Pull every line containing "structure" from the entries.

— start Information provided —

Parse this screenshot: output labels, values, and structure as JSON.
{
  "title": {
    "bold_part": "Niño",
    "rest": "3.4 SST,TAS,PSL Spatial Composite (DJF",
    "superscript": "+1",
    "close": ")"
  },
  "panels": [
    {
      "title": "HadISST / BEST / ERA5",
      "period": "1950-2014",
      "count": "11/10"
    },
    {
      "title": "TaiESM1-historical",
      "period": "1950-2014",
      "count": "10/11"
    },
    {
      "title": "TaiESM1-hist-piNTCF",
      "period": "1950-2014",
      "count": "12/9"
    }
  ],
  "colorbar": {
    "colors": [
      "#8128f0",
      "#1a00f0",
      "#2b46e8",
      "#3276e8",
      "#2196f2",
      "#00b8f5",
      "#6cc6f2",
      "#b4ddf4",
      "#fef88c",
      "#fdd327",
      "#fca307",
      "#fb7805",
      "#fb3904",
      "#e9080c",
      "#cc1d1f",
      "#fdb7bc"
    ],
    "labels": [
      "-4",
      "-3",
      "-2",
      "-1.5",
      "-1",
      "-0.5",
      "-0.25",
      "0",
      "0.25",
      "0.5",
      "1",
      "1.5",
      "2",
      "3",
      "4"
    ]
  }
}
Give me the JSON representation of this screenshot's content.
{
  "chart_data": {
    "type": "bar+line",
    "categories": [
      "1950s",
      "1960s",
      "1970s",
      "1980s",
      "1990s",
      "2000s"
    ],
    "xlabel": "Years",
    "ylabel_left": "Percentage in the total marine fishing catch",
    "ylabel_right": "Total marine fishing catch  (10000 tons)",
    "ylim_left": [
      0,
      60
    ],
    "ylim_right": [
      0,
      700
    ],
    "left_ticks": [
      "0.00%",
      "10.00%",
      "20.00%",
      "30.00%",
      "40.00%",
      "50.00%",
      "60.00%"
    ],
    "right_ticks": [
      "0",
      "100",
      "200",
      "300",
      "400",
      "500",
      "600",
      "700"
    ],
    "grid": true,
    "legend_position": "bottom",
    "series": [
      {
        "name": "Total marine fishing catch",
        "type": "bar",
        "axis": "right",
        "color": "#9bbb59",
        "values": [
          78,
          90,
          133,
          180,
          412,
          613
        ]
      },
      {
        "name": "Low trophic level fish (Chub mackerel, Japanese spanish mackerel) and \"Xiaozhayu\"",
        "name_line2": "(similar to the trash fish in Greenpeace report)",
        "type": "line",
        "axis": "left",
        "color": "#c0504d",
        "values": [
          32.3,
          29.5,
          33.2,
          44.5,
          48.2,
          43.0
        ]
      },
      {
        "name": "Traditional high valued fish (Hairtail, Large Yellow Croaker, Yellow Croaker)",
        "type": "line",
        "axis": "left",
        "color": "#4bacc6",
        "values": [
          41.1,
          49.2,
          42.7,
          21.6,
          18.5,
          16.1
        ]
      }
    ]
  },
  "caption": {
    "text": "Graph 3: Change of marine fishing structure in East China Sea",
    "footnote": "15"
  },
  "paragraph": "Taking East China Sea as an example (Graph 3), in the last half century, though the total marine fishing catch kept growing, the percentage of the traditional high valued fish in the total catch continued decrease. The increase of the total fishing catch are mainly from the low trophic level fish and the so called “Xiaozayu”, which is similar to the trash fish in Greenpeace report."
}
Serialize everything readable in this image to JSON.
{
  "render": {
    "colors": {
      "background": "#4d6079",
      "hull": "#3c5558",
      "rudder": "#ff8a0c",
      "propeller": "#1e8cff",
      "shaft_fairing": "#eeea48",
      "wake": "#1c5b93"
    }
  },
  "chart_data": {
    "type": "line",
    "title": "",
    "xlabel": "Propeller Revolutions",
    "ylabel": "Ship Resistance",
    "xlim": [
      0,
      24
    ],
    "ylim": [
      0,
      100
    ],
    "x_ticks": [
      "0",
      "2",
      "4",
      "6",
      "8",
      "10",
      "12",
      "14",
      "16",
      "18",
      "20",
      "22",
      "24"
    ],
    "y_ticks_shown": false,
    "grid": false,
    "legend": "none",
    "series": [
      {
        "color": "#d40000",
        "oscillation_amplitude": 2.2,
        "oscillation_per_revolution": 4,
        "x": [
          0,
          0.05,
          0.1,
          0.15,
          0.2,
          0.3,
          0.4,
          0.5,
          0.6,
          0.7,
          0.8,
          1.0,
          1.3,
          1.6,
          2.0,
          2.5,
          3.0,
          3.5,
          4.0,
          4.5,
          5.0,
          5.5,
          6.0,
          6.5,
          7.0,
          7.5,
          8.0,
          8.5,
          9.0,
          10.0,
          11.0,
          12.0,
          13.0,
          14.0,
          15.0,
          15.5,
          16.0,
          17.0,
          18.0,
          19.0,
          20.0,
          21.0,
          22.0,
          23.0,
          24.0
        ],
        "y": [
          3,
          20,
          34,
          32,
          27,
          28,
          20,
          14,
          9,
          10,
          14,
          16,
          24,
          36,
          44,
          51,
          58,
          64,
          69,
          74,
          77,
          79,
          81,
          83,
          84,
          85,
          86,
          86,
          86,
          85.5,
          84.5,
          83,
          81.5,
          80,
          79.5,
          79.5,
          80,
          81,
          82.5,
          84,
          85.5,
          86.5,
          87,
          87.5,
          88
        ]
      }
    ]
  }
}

— end Information provided —

=== Completed exercise ===
Parse this screenshot: output labels, values, and structure as JSON.
    "text": "Graph 3: Change of marine fishing structure in East China Sea",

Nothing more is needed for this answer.